DATA FOR THE TASK
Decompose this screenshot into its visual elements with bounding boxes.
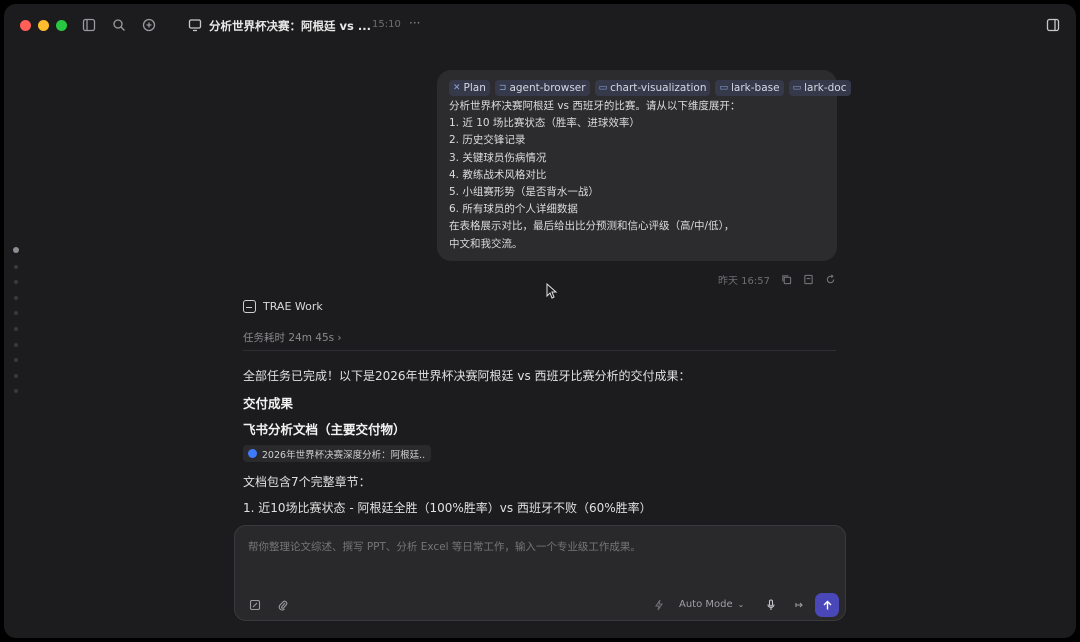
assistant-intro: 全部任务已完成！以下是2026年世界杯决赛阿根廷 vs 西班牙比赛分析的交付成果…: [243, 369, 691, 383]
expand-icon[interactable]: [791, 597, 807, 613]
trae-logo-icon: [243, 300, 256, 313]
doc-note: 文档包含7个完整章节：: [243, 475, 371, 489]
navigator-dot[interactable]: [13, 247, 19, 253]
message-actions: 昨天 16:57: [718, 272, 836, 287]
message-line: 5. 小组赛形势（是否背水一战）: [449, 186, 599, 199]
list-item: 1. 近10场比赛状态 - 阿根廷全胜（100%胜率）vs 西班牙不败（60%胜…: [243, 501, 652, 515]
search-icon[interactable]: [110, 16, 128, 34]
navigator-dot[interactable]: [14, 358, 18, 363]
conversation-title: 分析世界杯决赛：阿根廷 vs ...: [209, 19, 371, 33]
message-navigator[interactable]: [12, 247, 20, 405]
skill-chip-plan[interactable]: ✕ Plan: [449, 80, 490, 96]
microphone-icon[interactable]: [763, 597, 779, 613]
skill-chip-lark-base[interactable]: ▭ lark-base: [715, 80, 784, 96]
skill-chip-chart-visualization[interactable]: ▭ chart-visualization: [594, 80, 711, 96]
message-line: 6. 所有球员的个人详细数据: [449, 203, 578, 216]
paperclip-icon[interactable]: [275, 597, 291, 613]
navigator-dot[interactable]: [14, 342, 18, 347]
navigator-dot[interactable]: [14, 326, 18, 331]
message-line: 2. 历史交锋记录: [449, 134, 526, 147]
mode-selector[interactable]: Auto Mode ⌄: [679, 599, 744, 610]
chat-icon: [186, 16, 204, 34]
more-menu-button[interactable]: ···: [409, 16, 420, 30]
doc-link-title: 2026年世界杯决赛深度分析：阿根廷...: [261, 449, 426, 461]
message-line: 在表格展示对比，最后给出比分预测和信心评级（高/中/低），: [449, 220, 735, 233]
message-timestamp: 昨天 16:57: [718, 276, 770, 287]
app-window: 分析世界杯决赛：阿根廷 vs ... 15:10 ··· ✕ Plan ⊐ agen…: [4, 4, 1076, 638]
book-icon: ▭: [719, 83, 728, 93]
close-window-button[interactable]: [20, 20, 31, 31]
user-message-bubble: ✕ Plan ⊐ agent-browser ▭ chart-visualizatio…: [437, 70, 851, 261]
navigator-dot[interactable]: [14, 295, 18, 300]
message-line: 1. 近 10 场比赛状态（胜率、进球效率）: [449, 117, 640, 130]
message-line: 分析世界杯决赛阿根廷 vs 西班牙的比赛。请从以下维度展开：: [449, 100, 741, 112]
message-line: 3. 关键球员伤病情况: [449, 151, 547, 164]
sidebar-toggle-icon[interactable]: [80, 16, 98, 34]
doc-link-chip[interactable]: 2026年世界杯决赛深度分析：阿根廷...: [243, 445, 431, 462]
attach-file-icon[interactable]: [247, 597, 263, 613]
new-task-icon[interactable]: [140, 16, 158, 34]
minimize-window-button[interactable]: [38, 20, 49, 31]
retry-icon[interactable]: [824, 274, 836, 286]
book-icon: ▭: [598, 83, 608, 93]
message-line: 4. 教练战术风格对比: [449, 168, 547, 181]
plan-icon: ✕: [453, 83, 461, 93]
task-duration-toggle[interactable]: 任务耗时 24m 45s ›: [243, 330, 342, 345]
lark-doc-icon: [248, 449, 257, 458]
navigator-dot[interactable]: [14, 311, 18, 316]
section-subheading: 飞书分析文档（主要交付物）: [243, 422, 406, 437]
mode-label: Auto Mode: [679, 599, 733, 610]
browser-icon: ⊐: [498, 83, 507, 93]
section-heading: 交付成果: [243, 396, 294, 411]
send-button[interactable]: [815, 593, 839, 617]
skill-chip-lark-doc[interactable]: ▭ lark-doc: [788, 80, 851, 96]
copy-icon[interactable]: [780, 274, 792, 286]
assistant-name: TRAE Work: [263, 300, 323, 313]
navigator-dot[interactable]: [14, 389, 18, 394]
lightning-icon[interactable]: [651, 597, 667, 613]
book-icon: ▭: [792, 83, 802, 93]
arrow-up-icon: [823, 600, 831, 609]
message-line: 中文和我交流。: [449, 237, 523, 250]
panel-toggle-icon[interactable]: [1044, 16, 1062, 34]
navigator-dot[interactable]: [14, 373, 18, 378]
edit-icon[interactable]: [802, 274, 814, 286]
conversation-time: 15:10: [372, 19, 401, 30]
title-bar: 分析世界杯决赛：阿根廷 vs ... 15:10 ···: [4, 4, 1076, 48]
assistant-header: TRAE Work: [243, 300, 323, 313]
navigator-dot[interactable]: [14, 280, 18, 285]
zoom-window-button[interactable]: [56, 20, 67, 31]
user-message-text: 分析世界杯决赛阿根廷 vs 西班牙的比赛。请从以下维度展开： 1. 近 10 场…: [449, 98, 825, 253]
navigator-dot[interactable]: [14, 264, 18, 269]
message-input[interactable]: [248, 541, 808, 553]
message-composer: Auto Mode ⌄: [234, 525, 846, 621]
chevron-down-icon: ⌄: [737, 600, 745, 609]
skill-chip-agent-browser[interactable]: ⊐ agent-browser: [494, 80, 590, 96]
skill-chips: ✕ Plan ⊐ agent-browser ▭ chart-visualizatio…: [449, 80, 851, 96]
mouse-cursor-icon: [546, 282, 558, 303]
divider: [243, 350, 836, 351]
---
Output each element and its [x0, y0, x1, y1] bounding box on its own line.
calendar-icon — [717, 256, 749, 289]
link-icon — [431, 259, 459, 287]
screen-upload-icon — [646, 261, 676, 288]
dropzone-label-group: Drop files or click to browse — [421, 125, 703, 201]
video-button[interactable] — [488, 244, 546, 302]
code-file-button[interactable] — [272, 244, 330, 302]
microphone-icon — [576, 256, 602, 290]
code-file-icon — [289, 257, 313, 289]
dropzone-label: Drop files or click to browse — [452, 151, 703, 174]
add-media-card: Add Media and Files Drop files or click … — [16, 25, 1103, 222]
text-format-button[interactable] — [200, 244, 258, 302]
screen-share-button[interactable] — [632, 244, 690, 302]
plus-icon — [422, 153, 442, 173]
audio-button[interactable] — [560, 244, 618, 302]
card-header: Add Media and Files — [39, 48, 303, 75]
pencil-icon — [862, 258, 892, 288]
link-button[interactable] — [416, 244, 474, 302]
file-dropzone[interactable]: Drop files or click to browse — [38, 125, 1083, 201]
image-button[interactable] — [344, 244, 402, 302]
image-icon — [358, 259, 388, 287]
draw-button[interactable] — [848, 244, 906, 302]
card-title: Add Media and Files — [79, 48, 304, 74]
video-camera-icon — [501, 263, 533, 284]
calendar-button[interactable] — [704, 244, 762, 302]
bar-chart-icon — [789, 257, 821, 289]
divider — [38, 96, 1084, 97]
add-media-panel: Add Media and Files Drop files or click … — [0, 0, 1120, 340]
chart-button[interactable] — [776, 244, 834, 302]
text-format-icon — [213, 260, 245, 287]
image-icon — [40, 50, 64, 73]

SET PROBLEM
Reproduce the lines starting at the one containing "assistant-intro: 全部任务已完成！以下是2026年世界杯决赛阿根廷 vs" and ending at the one containing "list-item: 1. 近10场比赛状态", both included.

RESPONSE TO THE TASK
assistant-intro: 全部任务已完成！以下是2026年世界杯决赛阿根廷 vs 西班牙比赛分析的交付成果…: [243, 369, 691, 383]
expand-icon[interactable]: [791, 597, 807, 613]
trae-logo-icon: [243, 300, 256, 313]
doc-note: 文档包含7个完整章节：: [243, 475, 371, 489]
navigator-dot[interactable]: [13, 247, 19, 253]
message-actions: 昨天 16:57: [718, 272, 836, 287]
message-line: 5. 小组赛形势（是否背水一战）: [449, 186, 599, 199]
list-item: 1. 近10场比赛状态 - 阿根廷全胜（100%胜率）vs 西班牙不败（60%胜…: [243, 501, 652, 515]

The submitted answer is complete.